— Start DATA TO PROCESS —

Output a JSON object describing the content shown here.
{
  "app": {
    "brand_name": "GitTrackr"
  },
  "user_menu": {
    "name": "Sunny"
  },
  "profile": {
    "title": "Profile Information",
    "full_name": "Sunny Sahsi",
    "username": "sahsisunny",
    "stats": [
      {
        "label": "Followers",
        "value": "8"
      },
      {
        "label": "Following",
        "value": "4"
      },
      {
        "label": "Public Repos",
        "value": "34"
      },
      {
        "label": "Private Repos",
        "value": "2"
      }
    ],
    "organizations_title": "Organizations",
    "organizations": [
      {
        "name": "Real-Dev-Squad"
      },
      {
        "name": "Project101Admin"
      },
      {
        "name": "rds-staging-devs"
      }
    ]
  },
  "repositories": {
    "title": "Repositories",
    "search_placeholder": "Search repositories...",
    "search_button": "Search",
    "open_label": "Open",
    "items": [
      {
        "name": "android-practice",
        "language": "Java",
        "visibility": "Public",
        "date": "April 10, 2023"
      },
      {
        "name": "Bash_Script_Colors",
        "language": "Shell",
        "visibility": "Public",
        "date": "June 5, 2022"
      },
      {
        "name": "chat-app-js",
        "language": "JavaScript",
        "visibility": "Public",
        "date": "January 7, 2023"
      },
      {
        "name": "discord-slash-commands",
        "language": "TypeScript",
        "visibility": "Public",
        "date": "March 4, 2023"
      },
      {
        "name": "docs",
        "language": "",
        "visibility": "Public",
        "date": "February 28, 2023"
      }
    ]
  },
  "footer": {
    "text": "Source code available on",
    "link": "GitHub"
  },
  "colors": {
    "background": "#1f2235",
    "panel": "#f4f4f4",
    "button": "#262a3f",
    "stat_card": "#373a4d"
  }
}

— End DATA TO PROCESS —

> _WHAT IS BEING ASKED_
All the entries above need to be reproduced exactly.

> _WORKED ANSWER_
Output a JSON object describing the content shown here.
{
  "app": {
    "brand_name": "GitTrackr"
  },
  "user_menu": {
    "name": "Sunny"
  },
  "profile": {
    "title": "Profile Information",
    "full_name": "Sunny Sahsi",
    "username": "sahsisunny",
    "stats": [
      {
        "label": "Followers",
        "value": "8"
      },
      {
        "label": "Following",
        "value": "4"
      },
      {
        "label": "Public Repos",
        "value": "34"
      },
      {
        "label": "Private Repos",
        "value": "2"
      }
    ],
    "organizations_title": "Organizations",
    "organizations": [
      {
        "name": "Real-Dev-Squad"
      },
      {
        "name": "Project101Admin"
      },
      {
        "name": "rds-staging-devs"
      }
    ]
  },
  "repositories": {
    "title": "Repositories",
    "search_placeholder": "Search repositories...",
    "search_button": "Search",
    "open_label": "Open",
    "items": [
      {
        "name": "android-practice",
        "language": "Java",
        "visibility": "Public",
        "date": "April 10, 2023"
      },
      {
        "name": "Bash_Script_Colors",
        "language": "Shell",
        "visibility": "Public",
        "date": "June 5, 2022"
      },
      {
        "name": "chat-app-js",
        "language": "JavaScript",
        "visibility": "Public",
        "date": "January 7, 2023"
      },
      {
        "name": "discord-slash-commands",
        "language": "TypeScript",
        "visibility": "Public",
        "date": "March 4, 2023"
      },
      {
        "name": "docs",
        "language": "",
        "visibility": "Public",
        "date": "February 28, 2023"
      }
    ]
  },
  "footer": {
    "text": "Source code available on",
    "link": "GitHub"
  },
  "colors": {
    "background": "#1f2235",
    "panel": "#f4f4f4",
    "button": "#262a3f",
    "stat_card": "#373a4d"
  }
}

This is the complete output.